Dataset excerpt
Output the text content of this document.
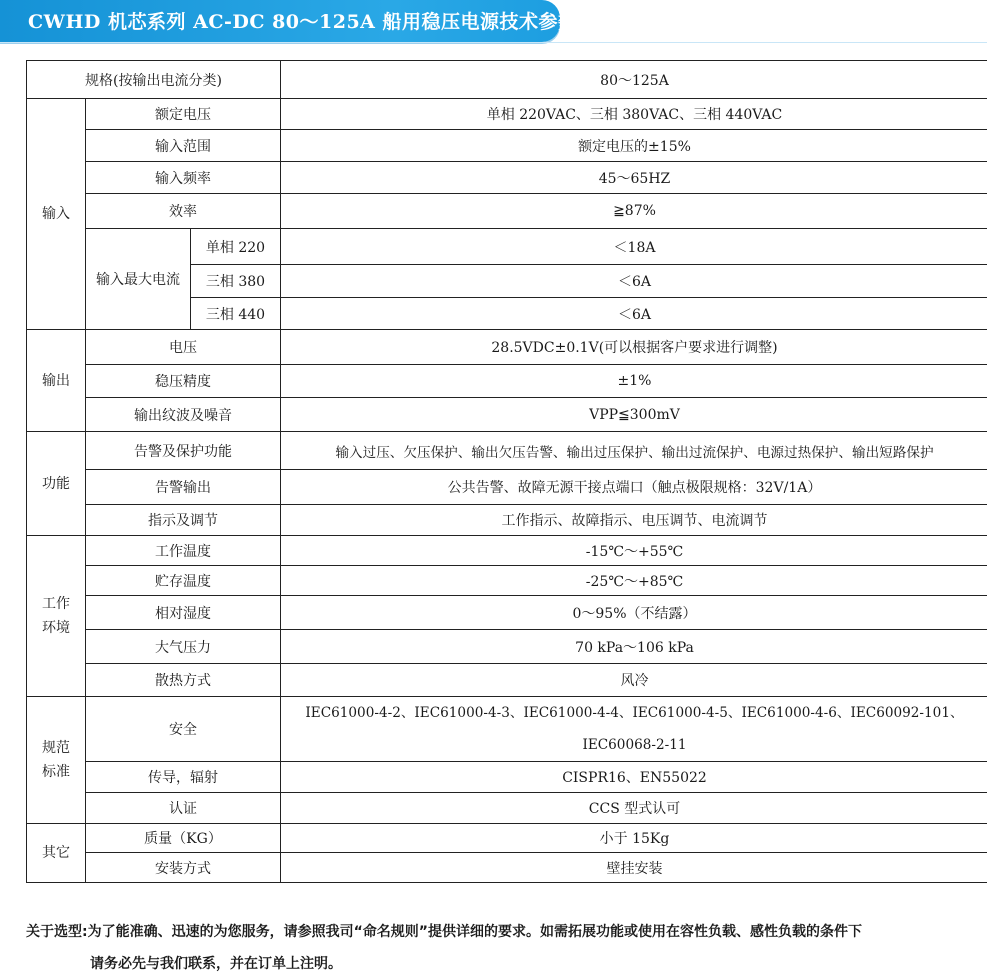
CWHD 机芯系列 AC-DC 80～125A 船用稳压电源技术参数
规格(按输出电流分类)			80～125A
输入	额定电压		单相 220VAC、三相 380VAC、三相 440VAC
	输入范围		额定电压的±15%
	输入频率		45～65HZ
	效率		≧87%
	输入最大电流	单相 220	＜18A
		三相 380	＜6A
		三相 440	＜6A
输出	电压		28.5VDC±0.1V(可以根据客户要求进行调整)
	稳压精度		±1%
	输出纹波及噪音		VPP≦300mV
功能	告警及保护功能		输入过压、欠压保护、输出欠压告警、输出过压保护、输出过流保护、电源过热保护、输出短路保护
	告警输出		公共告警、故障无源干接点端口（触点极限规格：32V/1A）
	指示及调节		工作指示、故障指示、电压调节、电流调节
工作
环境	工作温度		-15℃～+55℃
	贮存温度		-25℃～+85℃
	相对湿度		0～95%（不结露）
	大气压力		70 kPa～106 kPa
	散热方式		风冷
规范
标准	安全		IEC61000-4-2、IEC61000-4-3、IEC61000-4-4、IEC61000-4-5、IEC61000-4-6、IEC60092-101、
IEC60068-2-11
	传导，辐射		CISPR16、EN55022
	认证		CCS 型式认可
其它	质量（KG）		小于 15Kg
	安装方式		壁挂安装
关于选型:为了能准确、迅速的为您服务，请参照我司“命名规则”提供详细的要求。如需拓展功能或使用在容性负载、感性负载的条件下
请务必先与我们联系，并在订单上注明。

- _WHAT IS NEEDED_
Write the records above out again exactly, with no pictures in your copy.

- _FINISHED TASK_
Output the text content of this document.
CWHD 机芯系列 AC-DC 80～125A 船用稳压电源技术参数
规格(按输出电流分类)			80～125A
输入	额定电压		单相 220VAC、三相 380VAC、三相 440VAC
	输入范围		额定电压的±15%
	输入频率		45～65HZ
	效率		≧87%
	输入最大电流	单相 220	＜18A
		三相 380	＜6A
		三相 440	＜6A
输出	电压		28.5VDC±0.1V(可以根据客户要求进行调整)
	稳压精度		±1%
	输出纹波及噪音		VPP≦300mV
功能	告警及保护功能		输入过压、欠压保护、输出欠压告警、输出过压保护、输出过流保护、电源过热保护、输出短路保护
	告警输出		公共告警、故障无源干接点端口（触点极限规格：32V/1A）
	指示及调节		工作指示、故障指示、电压调节、电流调节
工作
环境	工作温度		-15℃～+55℃
	贮存温度		-25℃～+85℃
	相对湿度		0～95%（不结露）
	大气压力		70 kPa～106 kPa
	散热方式		风冷
规范
标准	安全		IEC61000-4-2、IEC61000-4-3、IEC61000-4-4、IEC61000-4-5、IEC61000-4-6、IEC60092-101、
IEC60068-2-11
	传导，辐射		CISPR16、EN55022
	认证		CCS 型式认可
其它	质量（KG）		小于 15Kg
	安装方式		壁挂安装
关于选型:为了能准确、迅速的为您服务，请参照我司“命名规则”提供详细的要求。如需拓展功能或使用在容性负载、感性负载的条件下
请务必先与我们联系，并在订单上注明。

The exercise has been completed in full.